#### [What needs to be done]
Edit the items from their first line through the line containing "x-tick-label: 2006 xyxy=(113,707,164,731)", changing each "data-point" to "point-marker" and leaving everything else as it is. Give back only those lines.

• • • • • • •

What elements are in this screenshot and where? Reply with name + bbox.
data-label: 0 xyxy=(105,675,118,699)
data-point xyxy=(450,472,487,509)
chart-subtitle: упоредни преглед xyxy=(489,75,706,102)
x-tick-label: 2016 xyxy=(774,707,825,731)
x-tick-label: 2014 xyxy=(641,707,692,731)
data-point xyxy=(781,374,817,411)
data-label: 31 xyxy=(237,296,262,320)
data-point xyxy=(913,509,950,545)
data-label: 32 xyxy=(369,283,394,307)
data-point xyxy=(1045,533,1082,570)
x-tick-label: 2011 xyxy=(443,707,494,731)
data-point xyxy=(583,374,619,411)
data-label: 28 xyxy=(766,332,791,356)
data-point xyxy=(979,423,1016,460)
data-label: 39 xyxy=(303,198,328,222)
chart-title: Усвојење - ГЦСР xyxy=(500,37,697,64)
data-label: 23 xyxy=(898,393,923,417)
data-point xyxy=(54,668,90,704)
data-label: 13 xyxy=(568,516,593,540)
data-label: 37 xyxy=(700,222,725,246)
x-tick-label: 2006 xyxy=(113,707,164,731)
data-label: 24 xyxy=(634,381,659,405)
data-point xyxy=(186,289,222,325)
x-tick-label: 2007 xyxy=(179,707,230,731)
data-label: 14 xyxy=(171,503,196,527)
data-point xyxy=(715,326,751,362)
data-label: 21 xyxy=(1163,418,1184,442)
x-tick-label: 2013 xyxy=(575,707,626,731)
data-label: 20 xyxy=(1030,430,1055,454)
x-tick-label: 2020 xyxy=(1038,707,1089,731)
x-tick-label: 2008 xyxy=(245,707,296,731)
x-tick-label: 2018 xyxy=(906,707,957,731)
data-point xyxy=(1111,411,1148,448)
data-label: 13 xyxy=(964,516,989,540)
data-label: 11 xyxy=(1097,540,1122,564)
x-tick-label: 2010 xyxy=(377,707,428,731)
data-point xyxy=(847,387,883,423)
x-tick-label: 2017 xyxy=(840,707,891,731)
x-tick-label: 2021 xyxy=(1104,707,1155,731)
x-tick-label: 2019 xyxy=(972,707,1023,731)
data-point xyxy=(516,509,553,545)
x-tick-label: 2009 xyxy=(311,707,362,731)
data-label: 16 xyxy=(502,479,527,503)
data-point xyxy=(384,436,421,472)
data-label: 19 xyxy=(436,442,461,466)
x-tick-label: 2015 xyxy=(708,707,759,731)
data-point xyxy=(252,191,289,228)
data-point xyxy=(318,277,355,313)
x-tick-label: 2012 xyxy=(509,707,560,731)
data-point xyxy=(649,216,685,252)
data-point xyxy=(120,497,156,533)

• • • • • • •

#### [Exercise answer]
What elements are in this screenshot and where? Reply with name + bbox.
data-label: 0 xyxy=(105,675,118,699)
point-marker xyxy=(450,472,487,509)
chart-subtitle: упоредни преглед xyxy=(489,75,706,102)
x-tick-label: 2016 xyxy=(774,707,825,731)
x-tick-label: 2014 xyxy=(641,707,692,731)
point-marker xyxy=(781,374,817,411)
data-label: 31 xyxy=(237,296,262,320)
point-marker xyxy=(913,509,950,545)
data-label: 32 xyxy=(369,283,394,307)
point-marker xyxy=(1045,533,1082,570)
x-tick-label: 2011 xyxy=(443,707,494,731)
point-marker xyxy=(583,374,619,411)
data-label: 28 xyxy=(766,332,791,356)
point-marker xyxy=(979,423,1016,460)
data-label: 39 xyxy=(303,198,328,222)
chart-title: Усвојење - ГЦСР xyxy=(500,37,697,64)
data-label: 23 xyxy=(898,393,923,417)
point-marker xyxy=(54,668,90,704)
data-label: 13 xyxy=(568,516,593,540)
data-label: 37 xyxy=(700,222,725,246)
x-tick-label: 2006 xyxy=(113,707,164,731)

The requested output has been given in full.